**What you will do:**
Copy out each line exactly as it appears.

==================================================

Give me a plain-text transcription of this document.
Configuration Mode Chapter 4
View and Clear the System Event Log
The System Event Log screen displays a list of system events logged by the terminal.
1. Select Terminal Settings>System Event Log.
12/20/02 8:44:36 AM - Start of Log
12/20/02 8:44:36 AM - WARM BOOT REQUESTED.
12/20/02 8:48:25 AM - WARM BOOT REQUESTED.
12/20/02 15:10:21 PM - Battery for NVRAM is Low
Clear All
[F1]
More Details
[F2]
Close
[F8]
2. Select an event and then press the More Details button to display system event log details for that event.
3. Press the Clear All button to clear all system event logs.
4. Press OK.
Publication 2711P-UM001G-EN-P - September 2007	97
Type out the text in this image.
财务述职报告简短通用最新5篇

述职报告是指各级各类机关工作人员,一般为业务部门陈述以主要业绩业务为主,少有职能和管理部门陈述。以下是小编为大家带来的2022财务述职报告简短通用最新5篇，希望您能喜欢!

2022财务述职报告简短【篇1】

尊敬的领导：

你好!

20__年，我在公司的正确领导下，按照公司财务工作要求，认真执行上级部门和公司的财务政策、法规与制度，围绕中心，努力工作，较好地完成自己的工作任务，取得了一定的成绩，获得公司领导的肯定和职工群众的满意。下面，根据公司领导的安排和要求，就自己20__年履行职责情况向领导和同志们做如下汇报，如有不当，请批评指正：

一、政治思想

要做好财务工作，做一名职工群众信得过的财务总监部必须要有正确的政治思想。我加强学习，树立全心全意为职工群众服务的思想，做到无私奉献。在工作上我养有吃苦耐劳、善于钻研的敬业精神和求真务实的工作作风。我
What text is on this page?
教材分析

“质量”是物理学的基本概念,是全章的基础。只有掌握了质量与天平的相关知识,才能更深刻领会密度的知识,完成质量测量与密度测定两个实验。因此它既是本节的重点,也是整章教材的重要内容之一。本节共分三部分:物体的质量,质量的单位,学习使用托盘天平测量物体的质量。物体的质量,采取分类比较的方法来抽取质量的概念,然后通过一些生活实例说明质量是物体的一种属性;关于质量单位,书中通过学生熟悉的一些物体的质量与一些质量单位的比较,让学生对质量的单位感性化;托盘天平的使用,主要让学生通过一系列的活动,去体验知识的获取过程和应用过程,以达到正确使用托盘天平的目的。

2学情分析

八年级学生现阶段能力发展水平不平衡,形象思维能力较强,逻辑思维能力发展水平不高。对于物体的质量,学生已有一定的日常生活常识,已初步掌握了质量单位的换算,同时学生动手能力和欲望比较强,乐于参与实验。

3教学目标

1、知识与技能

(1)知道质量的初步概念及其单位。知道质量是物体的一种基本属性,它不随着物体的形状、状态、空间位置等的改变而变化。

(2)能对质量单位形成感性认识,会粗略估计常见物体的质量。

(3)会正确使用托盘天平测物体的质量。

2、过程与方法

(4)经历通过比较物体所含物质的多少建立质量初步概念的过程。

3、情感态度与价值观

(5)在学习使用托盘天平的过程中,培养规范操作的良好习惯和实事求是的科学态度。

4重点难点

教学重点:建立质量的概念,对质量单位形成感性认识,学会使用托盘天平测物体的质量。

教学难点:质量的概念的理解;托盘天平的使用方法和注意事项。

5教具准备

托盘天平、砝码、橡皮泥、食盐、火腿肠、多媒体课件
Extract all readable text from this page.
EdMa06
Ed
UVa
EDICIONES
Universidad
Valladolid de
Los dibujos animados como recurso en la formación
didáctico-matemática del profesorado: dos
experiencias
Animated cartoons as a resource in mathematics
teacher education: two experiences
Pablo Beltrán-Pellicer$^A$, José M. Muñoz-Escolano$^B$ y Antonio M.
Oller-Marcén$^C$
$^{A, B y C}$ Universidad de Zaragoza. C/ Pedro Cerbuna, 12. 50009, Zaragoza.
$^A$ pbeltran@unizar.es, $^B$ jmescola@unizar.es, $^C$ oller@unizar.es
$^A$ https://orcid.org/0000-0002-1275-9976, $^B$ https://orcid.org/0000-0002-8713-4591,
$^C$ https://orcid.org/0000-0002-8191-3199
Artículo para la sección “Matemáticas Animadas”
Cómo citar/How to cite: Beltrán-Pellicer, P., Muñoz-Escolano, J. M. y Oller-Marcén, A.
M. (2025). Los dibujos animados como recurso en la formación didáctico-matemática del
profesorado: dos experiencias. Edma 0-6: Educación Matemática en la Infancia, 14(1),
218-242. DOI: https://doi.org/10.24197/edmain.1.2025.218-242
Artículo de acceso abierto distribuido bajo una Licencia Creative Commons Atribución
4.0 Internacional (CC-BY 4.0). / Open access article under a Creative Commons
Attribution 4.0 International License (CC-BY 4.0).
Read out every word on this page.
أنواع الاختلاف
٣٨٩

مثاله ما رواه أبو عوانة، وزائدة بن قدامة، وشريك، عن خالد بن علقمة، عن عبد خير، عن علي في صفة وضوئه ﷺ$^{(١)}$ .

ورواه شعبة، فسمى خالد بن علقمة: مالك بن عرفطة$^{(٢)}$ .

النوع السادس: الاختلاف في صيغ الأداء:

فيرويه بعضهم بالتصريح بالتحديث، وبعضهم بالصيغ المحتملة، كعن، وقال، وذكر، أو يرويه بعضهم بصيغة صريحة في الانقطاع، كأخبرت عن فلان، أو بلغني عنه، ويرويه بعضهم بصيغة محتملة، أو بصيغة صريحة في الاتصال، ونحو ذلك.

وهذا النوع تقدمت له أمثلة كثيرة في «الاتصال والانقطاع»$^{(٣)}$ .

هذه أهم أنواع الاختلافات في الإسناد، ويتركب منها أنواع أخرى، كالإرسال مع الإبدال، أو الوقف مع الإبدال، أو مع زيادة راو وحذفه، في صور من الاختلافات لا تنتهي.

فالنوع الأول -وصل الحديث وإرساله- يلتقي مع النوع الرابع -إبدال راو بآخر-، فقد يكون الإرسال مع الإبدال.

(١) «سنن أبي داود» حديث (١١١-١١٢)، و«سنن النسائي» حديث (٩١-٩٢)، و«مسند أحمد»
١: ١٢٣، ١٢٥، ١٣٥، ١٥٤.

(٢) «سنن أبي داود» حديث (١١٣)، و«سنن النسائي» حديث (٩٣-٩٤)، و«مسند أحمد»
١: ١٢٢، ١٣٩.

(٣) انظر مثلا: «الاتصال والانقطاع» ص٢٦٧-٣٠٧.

==================================================

**Solution below:**
Give me a plain-text transcription of this document.
Configuration Mode Chapter 4
View and Clear the System Event Log
The System Event Log screen displays a list of system events logged by the terminal.
1. Select Terminal Settings>System Event Log.
12/20/02 8:44:36 AM - Start of Log
12/20/02 8:44:36 AM - WARM BOOT REQUESTED.
12/20/02 8:48:25 AM - WARM BOOT REQUESTED.
12/20/02 15:10:21 PM - Battery for NVRAM is Low
Clear All
[F1]
More Details
[F2]
Close
[F8]
2. Select an event and then press the More Details button to display system event log details for that event.
3. Press the Clear All button to clear all system event logs.
4. Press OK.
Publication 2711P-UM001G-EN-P - September 2007	97
Type out the text in this image.
财务述职报告简短通用最新5篇

述职报告是指各级各类机关工作人员,一般为业务部门陈述以主要业绩业务为主,少有职能和管理部门陈述。以下是小编为大家带来的2022财务述职报告简短通用最新5篇，希望您能喜欢!

2022财务述职报告简短【篇1】

尊敬的领导：

你好!

20__年，我在公司的正确领导下，按照公司财务工作要求，认真执行上级部门和公司的财务政策、法规与制度，围绕中心，努力工作，较好地完成自己的工作任务，取得了一定的成绩，获得公司领导的肯定和职工群众的满意。下面，根据公司领导的安排和要求，就自己20__年履行职责情况向领导和同志们做如下汇报，如有不当，请批评指正：

一、政治思想

要做好财务工作，做一名职工群众信得过的财务总监部必须要有正确的政治思想。我加强学习，树立全心全意为职工群众服务的思想，做到无私奉献。在工作上我养有吃苦耐劳、善于钻研的敬业精神和求真务实的工作作风。我
What text is on this page?
教材分析

“质量”是物理学的基本概念,是全章的基础。只有掌握了质量与天平的相关知识,才能更深刻领会密度的知识,完成质量测量与密度测定两个实验。因此它既是本节的重点,也是整章教材的重要内容之一。本节共分三部分:物体的质量,质量的单位,学习使用托盘天平测量物体的质量。物体的质量,采取分类比较的方法来抽取质量的概念,然后通过一些生活实例说明质量是物体的一种属性;关于质量单位,书中通过学生熟悉的一些物体的质量与一些质量单位的比较,让学生对质量的单位感性化;托盘天平的使用,主要让学生通过一系列的活动,去体验知识的获取过程和应用过程,以达到正确使用托盘天平的目的。

2学情分析

八年级学生现阶段能力发展水平不平衡,形象思维能力较强,逻辑思维能力发展水平不高。对于物体的质量,学生已有一定的日常生活常识,已初步掌握了质量单位的换算,同时学生动手能力和欲望比较强,乐于参与实验。

3教学目标

1、知识与技能

(1)知道质量的初步概念及其单位。知道质量是物体的一种基本属性,它不随着物体的形状、状态、空间位置等的改变而变化。

(2)能对质量单位形成感性认识,会粗略估计常见物体的质量。

(3)会正确使用托盘天平测物体的质量。

2、过程与方法

(4)经历通过比较物体所含物质的多少建立质量初步概念的过程。

3、情感态度与价值观

(5)在学习使用托盘天平的过程中,培养规范操作的良好习惯和实事求是的科学态度。

4重点难点

教学重点:建立质量的概念,对质量单位形成感性认识,学会使用托盘天平测物体的质量。

教学难点:质量的概念的理解;托盘天平的使用方法和注意事项。

5教具准备

托盘天平、砝码、橡皮泥、食盐、火腿肠、多媒体课件
Extract all readable text from this page.
EdMa06
Ed
UVa
EDICIONES
Universidad
Valladolid de
Los dibujos animados como recurso en la formación
didáctico-matemática del profesorado: dos
experiencias
Animated cartoons as a resource in mathematics
teacher education: two experiences
Pablo Beltrán-Pellicer$^A$, José M. Muñoz-Escolano$^B$ y Antonio M.
Oller-Marcén$^C$
$^{A, B y C}$ Universidad de Zaragoza. C/ Pedro Cerbuna, 12. 50009, Zaragoza.
$^A$ pbeltran@unizar.es, $^B$ jmescola@unizar.es, $^C$ oller@unizar.es
$^A$ https://orcid.org/0000-0002-1275-9976, $^B$ https://orcid.org/0000-0002-8713-4591,
$^C$ https://orcid.org/0000-0002-8191-3199
Artículo para la sección “Matemáticas Animadas”
Cómo citar/How to cite: Beltrán-Pellicer, P., Muñoz-Escolano, J. M. y Oller-Marcén, A.
M. (2025). Los dibujos animados como recurso en la formación didáctico-matemática del
profesorado: dos experiencias. Edma 0-6: Educación Matemática en la Infancia, 14(1),
218-242. DOI: https://doi.org/10.24197/edmain.1.2025.218-242
Artículo de acceso abierto distribuido bajo una Licencia Creative Commons Atribución
4.0 Internacional (CC-BY 4.0). / Open access article under a Creative Commons
Attribution 4.0 International License (CC-BY 4.0).
Read out every word on this page.
أنواع الاختلاف
٣٨٩

مثاله ما رواه أبو عوانة، وزائدة بن قدامة، وشريك، عن خالد بن علقمة، عن عبد خير، عن علي في صفة وضوئه ﷺ$^{(١)}$ .

ورواه شعبة، فسمى خالد بن علقمة: مالك بن عرفطة$^{(٢)}$ .

النوع السادس: الاختلاف في صيغ الأداء:

فيرويه بعضهم بالتصريح بالتحديث، وبعضهم بالصيغ المحتملة، كعن، وقال، وذكر، أو يرويه بعضهم بصيغة صريحة في الانقطاع، كأخبرت عن فلان، أو بلغني عنه، ويرويه بعضهم بصيغة محتملة، أو بصيغة صريحة في الاتصال، ونحو ذلك.

وهذا النوع تقدمت له أمثلة كثيرة في «الاتصال والانقطاع»$^{(٣)}$ .

هذه أهم أنواع الاختلافات في الإسناد، ويتركب منها أنواع أخرى، كالإرسال مع الإبدال، أو الوقف مع الإبدال، أو مع زيادة راو وحذفه، في صور من الاختلافات لا تنتهي.

فالنوع الأول -وصل الحديث وإرساله- يلتقي مع النوع الرابع -إبدال راو بآخر-، فقد يكون الإرسال مع الإبدال.

(١) «سنن أبي داود» حديث (١١١-١١٢)، و«سنن النسائي» حديث (٩١-٩٢)، و«مسند أحمد»
١: ١٢٣، ١٢٥، ١٣٥، ١٥٤.

(٢) «سنن أبي داود» حديث (١١٣)، و«سنن النسائي» حديث (٩٣-٩٤)، و«مسند أحمد»
١: ١٢٢، ١٣٩.

(٣) انظر مثلا: «الاتصال والانقطاع» ص٢٦٧-٣٠٧.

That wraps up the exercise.